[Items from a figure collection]
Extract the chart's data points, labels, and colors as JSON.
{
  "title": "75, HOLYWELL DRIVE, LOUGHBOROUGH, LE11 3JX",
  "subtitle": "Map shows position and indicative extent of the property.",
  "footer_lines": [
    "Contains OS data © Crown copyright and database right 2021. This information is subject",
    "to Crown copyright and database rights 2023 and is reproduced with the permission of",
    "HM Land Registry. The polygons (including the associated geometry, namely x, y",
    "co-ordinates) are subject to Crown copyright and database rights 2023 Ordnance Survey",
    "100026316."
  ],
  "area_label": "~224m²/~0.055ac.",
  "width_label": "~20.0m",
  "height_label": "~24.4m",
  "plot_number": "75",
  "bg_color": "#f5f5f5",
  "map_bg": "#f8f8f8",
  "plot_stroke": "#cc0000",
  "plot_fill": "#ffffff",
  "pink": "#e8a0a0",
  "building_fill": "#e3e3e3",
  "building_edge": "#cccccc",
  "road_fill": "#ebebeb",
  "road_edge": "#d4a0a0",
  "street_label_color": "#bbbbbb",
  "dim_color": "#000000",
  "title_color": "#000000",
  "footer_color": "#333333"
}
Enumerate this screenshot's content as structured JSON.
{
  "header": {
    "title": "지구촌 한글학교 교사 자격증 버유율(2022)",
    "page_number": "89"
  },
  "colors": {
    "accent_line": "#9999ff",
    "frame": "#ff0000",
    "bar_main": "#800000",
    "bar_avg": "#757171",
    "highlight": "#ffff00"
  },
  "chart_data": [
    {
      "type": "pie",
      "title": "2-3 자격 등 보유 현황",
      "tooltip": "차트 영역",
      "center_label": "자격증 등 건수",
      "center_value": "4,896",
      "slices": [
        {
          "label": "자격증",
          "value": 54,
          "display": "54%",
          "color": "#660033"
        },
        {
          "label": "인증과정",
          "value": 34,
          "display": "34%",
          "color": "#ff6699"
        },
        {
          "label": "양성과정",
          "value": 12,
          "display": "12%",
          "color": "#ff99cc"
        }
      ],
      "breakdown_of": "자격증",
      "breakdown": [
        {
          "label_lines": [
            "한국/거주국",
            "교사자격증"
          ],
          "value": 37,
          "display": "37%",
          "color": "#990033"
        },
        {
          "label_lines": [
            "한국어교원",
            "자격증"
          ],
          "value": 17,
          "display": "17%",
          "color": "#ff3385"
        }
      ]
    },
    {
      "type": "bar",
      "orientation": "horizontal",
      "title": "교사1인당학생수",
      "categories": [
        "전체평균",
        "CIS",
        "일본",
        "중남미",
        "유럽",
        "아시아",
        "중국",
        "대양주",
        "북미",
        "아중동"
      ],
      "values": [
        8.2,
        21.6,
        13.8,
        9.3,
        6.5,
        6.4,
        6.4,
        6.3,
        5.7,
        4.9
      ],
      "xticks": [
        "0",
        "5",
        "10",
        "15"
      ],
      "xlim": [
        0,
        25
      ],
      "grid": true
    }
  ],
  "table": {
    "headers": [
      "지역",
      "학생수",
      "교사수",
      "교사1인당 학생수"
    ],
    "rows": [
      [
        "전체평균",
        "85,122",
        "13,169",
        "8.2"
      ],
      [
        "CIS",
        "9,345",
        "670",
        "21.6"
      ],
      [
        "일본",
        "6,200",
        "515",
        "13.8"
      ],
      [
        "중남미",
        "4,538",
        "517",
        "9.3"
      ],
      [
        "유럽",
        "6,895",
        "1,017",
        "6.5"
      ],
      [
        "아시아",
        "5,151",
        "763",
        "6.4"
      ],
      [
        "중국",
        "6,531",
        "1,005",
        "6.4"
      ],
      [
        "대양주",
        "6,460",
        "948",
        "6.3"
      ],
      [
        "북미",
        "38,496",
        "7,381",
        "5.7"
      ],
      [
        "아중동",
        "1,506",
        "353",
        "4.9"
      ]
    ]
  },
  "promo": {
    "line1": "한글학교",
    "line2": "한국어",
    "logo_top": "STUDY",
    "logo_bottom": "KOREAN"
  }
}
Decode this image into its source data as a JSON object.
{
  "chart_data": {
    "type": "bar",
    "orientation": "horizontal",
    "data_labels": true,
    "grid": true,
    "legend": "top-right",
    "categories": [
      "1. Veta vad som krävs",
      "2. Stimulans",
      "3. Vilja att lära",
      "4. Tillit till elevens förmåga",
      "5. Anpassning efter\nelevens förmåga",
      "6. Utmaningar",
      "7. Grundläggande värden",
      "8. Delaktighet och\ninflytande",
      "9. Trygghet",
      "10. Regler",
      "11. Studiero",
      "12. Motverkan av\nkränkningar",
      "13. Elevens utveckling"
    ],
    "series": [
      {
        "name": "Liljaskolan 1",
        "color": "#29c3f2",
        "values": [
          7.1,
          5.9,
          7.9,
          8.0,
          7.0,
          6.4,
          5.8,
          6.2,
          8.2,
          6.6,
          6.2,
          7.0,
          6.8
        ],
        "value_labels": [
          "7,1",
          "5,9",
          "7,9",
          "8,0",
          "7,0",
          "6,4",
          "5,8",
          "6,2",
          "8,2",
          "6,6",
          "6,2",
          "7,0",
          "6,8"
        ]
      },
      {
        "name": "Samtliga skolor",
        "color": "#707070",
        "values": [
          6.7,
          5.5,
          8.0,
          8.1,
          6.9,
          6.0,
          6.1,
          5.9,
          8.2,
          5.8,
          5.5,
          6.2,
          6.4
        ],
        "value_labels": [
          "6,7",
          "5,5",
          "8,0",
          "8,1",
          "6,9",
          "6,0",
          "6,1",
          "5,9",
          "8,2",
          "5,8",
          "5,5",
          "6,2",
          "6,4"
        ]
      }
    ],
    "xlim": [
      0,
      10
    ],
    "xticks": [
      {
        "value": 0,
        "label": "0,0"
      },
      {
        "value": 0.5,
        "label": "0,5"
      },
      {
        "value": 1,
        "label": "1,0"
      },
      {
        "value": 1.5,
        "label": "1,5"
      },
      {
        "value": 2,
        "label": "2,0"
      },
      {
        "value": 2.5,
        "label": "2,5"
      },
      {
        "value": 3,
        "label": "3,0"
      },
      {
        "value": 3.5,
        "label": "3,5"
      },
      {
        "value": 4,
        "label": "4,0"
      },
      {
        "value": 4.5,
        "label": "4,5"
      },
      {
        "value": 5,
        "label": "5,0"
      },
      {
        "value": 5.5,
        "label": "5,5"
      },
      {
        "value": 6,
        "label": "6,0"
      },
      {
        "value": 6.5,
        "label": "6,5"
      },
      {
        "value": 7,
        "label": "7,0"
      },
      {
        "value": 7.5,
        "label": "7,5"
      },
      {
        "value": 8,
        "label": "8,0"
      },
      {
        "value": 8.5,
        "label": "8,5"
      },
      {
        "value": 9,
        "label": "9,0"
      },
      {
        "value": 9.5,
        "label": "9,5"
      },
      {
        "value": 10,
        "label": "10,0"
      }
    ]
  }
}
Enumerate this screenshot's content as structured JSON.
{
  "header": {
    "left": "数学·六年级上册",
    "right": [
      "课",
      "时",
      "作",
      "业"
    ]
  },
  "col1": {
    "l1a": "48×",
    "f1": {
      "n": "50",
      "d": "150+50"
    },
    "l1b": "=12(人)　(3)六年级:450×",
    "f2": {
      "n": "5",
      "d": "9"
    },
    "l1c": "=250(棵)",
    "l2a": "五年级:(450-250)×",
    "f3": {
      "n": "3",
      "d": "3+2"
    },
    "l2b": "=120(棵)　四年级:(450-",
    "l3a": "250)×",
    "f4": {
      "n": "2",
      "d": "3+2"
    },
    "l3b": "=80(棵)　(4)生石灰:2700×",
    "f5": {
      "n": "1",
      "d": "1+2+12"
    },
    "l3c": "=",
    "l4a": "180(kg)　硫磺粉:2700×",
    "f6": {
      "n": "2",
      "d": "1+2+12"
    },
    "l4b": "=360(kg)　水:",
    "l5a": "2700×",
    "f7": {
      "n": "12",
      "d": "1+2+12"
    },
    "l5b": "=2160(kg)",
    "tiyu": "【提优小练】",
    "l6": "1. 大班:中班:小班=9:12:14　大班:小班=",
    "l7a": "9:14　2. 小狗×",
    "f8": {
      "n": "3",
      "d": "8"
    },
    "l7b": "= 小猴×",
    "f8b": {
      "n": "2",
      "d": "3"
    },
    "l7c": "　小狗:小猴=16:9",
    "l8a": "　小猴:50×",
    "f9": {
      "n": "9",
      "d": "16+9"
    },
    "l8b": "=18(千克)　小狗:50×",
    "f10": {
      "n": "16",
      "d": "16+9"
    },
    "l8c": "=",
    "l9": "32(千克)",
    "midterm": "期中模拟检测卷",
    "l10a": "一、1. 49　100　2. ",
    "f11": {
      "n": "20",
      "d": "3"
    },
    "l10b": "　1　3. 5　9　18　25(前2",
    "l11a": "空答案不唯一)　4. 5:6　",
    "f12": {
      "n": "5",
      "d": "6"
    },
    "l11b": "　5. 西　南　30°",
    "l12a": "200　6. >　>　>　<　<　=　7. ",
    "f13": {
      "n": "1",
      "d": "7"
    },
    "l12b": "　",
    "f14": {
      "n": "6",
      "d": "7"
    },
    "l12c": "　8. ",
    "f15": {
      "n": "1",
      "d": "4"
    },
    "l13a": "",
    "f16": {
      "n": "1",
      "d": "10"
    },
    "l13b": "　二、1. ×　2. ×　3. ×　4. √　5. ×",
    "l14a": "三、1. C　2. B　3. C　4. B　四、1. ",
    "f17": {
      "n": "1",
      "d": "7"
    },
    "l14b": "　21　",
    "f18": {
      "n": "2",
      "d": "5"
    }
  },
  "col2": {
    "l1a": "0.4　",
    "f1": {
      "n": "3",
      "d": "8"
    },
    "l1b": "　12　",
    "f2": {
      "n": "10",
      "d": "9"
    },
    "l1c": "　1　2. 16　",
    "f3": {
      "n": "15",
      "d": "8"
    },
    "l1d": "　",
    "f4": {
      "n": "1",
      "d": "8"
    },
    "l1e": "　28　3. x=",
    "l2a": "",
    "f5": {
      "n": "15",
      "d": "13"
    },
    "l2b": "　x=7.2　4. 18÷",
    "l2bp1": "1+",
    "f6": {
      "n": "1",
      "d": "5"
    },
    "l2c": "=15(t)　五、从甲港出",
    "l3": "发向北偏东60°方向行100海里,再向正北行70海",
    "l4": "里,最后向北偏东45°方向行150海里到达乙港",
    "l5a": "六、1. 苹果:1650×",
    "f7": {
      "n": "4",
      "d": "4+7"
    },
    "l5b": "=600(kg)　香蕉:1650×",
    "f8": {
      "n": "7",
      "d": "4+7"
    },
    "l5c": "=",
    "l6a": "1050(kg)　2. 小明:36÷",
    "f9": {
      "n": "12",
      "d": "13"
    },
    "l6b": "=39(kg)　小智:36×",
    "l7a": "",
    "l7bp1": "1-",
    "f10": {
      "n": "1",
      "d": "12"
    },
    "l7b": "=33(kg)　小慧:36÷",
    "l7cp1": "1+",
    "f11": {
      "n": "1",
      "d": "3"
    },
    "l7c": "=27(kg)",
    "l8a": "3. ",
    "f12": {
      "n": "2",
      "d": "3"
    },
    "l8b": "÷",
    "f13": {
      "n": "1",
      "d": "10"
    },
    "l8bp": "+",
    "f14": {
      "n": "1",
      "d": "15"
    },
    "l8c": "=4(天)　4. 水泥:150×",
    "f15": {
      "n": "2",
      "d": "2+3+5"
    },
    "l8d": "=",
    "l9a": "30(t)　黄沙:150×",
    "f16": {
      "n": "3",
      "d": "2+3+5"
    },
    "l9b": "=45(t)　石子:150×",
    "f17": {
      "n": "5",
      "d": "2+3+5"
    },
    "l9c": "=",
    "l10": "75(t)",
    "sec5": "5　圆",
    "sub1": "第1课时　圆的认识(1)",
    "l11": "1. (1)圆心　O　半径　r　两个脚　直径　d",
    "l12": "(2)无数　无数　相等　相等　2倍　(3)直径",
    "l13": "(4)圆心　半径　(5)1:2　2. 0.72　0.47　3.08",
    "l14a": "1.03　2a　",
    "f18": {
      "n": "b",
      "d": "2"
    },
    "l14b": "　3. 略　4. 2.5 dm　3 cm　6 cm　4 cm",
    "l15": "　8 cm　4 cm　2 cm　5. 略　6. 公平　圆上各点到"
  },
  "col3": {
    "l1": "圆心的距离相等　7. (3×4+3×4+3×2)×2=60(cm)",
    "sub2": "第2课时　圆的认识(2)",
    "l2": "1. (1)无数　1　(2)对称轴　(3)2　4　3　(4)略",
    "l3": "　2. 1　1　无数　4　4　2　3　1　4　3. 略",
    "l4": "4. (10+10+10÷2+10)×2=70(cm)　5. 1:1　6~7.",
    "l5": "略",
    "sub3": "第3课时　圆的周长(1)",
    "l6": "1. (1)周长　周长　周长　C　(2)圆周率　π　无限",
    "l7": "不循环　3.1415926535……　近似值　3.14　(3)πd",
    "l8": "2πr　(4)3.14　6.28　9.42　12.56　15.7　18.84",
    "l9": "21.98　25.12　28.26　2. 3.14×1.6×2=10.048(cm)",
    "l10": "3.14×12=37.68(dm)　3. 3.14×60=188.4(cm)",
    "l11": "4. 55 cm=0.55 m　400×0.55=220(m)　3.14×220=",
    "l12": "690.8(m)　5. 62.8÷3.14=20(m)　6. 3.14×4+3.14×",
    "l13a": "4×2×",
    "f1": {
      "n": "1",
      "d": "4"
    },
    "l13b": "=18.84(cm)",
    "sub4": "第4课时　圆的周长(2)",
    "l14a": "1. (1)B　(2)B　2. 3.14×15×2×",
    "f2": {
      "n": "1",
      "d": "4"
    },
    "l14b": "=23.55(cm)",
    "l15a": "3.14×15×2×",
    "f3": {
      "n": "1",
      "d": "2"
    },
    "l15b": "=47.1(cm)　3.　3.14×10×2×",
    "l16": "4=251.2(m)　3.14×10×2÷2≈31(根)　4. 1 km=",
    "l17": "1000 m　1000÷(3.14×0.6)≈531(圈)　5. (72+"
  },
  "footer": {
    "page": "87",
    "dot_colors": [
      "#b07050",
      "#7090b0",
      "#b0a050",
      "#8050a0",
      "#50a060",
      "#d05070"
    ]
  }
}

**Aim**: In the entries above, find the lines containing the word "Crown" and say how many there are, with no other words.

**Right answer**: 3